◆ Given problem
Reproduce the listing that follows with no differences at all.

------ Supplied information ------

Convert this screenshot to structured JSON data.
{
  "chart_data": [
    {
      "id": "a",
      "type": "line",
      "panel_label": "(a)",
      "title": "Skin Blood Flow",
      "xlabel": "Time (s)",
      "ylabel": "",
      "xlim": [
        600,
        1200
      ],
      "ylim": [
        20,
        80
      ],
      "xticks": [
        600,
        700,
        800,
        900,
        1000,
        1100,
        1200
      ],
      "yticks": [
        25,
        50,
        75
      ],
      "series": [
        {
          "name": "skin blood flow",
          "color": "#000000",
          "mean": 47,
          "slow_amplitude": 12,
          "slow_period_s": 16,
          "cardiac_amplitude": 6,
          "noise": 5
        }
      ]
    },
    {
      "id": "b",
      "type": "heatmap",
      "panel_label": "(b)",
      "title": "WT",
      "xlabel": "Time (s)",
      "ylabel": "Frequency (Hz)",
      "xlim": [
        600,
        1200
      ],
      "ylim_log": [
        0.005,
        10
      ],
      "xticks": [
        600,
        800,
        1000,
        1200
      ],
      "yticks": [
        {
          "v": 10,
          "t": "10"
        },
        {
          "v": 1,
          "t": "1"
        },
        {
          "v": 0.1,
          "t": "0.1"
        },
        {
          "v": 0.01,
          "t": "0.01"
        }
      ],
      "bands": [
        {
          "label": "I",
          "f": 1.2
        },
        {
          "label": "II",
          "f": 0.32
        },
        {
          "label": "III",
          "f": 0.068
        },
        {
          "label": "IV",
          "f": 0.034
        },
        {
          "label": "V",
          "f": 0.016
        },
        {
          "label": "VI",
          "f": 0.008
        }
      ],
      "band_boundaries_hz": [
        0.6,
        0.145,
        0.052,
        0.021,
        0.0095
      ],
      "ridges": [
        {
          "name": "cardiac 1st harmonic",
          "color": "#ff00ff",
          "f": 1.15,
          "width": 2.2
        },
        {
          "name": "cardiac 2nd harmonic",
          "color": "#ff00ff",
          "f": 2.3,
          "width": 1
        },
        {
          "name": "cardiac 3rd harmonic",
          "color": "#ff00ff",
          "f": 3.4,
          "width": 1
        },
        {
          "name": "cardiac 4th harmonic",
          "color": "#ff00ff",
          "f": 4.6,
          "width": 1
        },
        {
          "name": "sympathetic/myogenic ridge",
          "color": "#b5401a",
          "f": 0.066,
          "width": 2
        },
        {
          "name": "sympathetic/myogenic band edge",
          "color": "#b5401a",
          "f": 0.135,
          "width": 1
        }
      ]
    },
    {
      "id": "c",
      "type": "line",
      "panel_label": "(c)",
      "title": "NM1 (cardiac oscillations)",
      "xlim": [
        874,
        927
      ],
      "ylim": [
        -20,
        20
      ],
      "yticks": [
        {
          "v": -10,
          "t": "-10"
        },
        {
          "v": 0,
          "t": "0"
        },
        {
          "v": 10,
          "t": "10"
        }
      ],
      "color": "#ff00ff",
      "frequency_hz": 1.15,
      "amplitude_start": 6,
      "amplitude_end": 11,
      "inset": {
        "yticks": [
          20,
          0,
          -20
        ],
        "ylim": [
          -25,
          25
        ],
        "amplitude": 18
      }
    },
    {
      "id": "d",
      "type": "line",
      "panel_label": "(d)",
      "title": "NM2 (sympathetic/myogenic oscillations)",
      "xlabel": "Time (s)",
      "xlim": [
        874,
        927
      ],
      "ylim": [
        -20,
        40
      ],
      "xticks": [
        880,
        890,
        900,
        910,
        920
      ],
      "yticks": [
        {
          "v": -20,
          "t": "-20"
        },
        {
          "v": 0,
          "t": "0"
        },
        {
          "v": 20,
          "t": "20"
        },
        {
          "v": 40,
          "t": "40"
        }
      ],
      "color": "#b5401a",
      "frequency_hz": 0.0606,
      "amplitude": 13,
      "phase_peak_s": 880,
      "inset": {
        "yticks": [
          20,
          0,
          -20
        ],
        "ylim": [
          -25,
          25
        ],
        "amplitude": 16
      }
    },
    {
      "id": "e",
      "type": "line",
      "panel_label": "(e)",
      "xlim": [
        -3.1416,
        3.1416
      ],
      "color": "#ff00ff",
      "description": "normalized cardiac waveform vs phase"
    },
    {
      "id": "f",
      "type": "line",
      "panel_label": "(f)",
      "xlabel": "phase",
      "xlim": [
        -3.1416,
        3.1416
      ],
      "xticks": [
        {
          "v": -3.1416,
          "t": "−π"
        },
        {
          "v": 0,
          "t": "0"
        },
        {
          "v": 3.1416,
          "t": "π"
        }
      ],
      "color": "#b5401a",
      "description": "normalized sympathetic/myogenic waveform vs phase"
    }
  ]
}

------

◆ Correct output
Convert this screenshot to structured JSON data.
{
  "chart_data": [
    {
      "id": "a",
      "type": "line",
      "panel_label": "(a)",
      "title": "Skin Blood Flow",
      "xlabel": "Time (s)",
      "ylabel": "",
      "xlim": [
        600,
        1200
      ],
      "ylim": [
        20,
        80
      ],
      "xticks": [
        600,
        700,
        800,
        900,
        1000,
        1100,
        1200
      ],
      "yticks": [
        25,
        50,
        75
      ],
      "series": [
        {
          "name": "skin blood flow",
          "color": "#000000",
          "mean": 47,
          "slow_amplitude": 12,
          "slow_period_s": 16,
          "cardiac_amplitude": 6,
          "noise": 5
        }
      ]
    },
    {
      "id": "b",
      "type": "heatmap",
      "panel_label": "(b)",
      "title": "WT",
      "xlabel": "Time (s)",
      "ylabel": "Frequency (Hz)",
      "xlim": [
        600,
        1200
      ],
      "ylim_log": [
        0.005,
        10
      ],
      "xticks": [
        600,
        800,
        1000,
        1200
      ],
      "yticks": [
        {
          "v": 10,
          "t": "10"
        },
        {
          "v": 1,
          "t": "1"
        },
        {
          "v": 0.1,
          "t": "0.1"
        },
        {
          "v": 0.01,
          "t": "0.01"
        }
      ],
      "bands": [
        {
          "label": "I",
          "f": 1.2
        },
        {
          "label": "II",
          "f": 0.32
        },
        {
          "label": "III",
          "f": 0.068
        },
        {
          "label": "IV",
          "f": 0.034
        },
        {
          "label": "V",
          "f": 0.016
        },
        {
          "label": "VI",
          "f": 0.008
        }
      ],
      "band_boundaries_hz": [
        0.6,
        0.145,
        0.052,
        0.021,
        0.0095
      ],
      "ridges": [
        {
          "name": "cardiac 1st harmonic",
          "color": "#ff00ff",
          "f": 1.15,
          "width": 2.2
        },
        {
          "name": "cardiac 2nd harmonic",
          "color": "#ff00ff",
          "f": 2.3,
          "width": 1
        },
        {
          "name": "cardiac 3rd harmonic",
          "color": "#ff00ff",
          "f": 3.4,
          "width": 1
        },
        {
          "name": "cardiac 4th harmonic",
          "color": "#ff00ff",
          "f": 4.6,
          "width": 1
        },
        {
          "name": "sympathetic/myogenic ridge",
          "color": "#b5401a",
          "f": 0.066,
          "width": 2
        },
        {
          "name": "sympathetic/myogenic band edge",
          "color": "#b5401a",
          "f": 0.135,
          "width": 1
        }
      ]
    },
    {
      "id": "c",
      "type": "line",
      "panel_label": "(c)",
      "title": "NM1 (cardiac oscillations)",
      "xlim": [
        874,
        927
      ],
      "ylim": [
        -20,
        20
      ],
      "yticks": [
        {
          "v": -10,
          "t": "-10"
        },
        {
          "v": 0,
          "t": "0"
        },
        {
          "v": 10,
          "t": "10"
        }
      ],
      "color": "#ff00ff",
      "frequency_hz": 1.15,
      "amplitude_start": 6,
      "amplitude_end": 11,
      "inset": {
        "yticks": [
          20,
          0,
          -20
        ],
        "ylim": [
          -25,
          25
        ],
        "amplitude": 18
      }
    },
    {
      "id": "d",
      "type": "line",
      "panel_label": "(d)",
      "title": "NM2 (sympathetic/myogenic oscillations)",
      "xlabel": "Time (s)",
      "xlim": [
        874,
        927
      ],
      "ylim": [
        -20,
        40
      ],
      "xticks": [
        880,
        890,
        900,
        910,
        920
      ],
      "yticks": [
        {
          "v": -20,
          "t": "-20"
        },
        {
          "v": 0,
          "t": "0"
        },
        {
          "v": 20,
          "t": "20"
        },
        {
          "v": 40,
          "t": "40"
        }
      ],
      "color": "#b5401a",
      "frequency_hz": 0.0606,
      "amplitude": 13,
      "phase_peak_s": 880,
      "inset": {
        "yticks": [
          20,
          0,
          -20
        ],
        "ylim": [
          -25,
          25
        ],
        "amplitude": 16
      }
    },
    {
      "id": "e",
      "type": "line",
      "panel_label": "(e)",
      "xlim": [
        -3.1416,
        3.1416
      ],
      "color": "#ff00ff",
      "description": "normalized cardiac waveform vs phase"
    },
    {
      "id": "f",
      "type": "line",
      "panel_label": "(f)",
      "xlabel": "phase",
      "xlim": [
        -3.1416,
        3.1416
      ],
      "xticks": [
        {
          "v": -3.1416,
          "t": "−π"
        },
        {
          "v": 0,
          "t": "0"
        },
        {
          "v": 3.1416,
          "t": "π"
        }
      ],
      "color": "#b5401a",
      "description": "normalized sympathetic/myogenic waveform vs phase"
    }
  ]
}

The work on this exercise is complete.